● THE TASK
Copy every entry precisely.
**** ITEMS ****
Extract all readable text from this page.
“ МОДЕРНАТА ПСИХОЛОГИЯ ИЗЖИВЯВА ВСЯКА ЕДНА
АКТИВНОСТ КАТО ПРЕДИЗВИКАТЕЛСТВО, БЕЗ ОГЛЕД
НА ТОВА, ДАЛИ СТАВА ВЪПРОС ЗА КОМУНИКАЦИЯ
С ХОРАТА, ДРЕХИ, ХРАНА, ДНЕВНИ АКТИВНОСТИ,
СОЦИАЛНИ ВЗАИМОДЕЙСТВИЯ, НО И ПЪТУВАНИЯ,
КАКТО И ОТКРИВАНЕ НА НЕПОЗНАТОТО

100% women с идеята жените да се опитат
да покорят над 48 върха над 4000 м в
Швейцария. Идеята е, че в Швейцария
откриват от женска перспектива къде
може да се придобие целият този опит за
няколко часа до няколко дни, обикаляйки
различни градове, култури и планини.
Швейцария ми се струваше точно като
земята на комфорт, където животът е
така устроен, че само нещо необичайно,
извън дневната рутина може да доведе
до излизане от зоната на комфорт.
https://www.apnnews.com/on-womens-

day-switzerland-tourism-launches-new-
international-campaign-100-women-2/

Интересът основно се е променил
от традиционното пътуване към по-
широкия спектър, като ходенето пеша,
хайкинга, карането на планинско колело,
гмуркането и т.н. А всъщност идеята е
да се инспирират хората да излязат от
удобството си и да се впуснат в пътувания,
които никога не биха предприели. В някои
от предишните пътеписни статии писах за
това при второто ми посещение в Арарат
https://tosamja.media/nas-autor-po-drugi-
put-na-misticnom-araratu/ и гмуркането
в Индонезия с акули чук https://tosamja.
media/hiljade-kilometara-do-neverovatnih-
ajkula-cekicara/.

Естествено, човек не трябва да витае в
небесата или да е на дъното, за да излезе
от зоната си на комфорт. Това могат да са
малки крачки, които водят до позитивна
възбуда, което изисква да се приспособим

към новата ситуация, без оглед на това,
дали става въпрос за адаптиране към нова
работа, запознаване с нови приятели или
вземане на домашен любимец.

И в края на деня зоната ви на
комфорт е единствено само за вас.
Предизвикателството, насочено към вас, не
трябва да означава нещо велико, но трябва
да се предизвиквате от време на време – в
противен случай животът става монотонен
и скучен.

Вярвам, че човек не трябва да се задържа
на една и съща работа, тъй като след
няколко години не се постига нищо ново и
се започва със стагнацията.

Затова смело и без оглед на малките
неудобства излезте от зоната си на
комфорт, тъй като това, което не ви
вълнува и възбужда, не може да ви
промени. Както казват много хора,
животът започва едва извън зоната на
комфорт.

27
****
● RESPONSE
Extract all readable text from this page.
“ МОДЕРНАТА ПСИХОЛОГИЯ ИЗЖИВЯВА ВСЯКА ЕДНА
АКТИВНОСТ КАТО ПРЕДИЗВИКАТЕЛСТВО, БЕЗ ОГЛЕД
НА ТОВА, ДАЛИ СТАВА ВЪПРОС ЗА КОМУНИКАЦИЯ
С ХОРАТА, ДРЕХИ, ХРАНА, ДНЕВНИ АКТИВНОСТИ,
СОЦИАЛНИ ВЗАИМОДЕЙСТВИЯ, НО И ПЪТУВАНИЯ,
КАКТО И ОТКРИВАНЕ НА НЕПОЗНАТОТО

100% women с идеята жените да се опитат
да покорят над 48 върха над 4000 м в
Швейцария. Идеята е, че в Швейцария
откриват от женска перспектива къде
може да се придобие целият този опит за
няколко часа до няколко дни, обикаляйки
различни градове, култури и планини.
Швейцария ми се струваше точно като
земята на комфорт, където животът е
така устроен, че само нещо необичайно,
извън дневната рутина може да доведе
до излизане от зоната на комфорт.
https://www.apnnews.com/on-womens-

day-switzerland-tourism-launches-new-
international-campaign-100-women-2/

Интересът основно се е променил
от традиционното пътуване към по-
широкия спектър, като ходенето пеша,
хайкинга, карането на планинско колело,
гмуркането и т.н. А всъщност идеята е
да се инспирират хората да излязат от
удобството си и да се впуснат в пътувания,
които никога не биха предприели. В някои
от предишните пътеписни статии писах за
това при второто ми посещение в Арарат
https://tosamja.media/nas-autor-po-drugi-
put-na-misticnom-araratu/ и гмуркането
в Индонезия с акули чук https://tosamja.
media/hiljade-kilometara-do-neverovatnih-
ajkula-cekicara/.

Естествено, човек не трябва да витае в
небесата или да е на дъното, за да излезе
от зоната си на комфорт. Това могат да са
малки крачки, които водят до позитивна
възбуда, което изисква да се приспособим

към новата ситуация, без оглед на това,
дали става въпрос за адаптиране към нова
работа, запознаване с нови приятели или
вземане на домашен любимец.

И в края на деня зоната ви на
комфорт е единствено само за вас.
Предизвикателството, насочено към вас, не
трябва да означава нещо велико, но трябва
да се предизвиквате от време на време – в
противен случай животът става монотонен
и скучен.

Вярвам, че човек не трябва да се задържа
на една и съща работа, тъй като след
няколко години не се постига нищо ново и
се започва със стагнацията.

Затова смело и без оглед на малките
неудобства излезте от зоната си на
комфорт, тъй като това, което не ви
вълнува и възбужда, не може да ви
промени. Както казват много хора,
животът започва едва извън зоната на
комфорт.

27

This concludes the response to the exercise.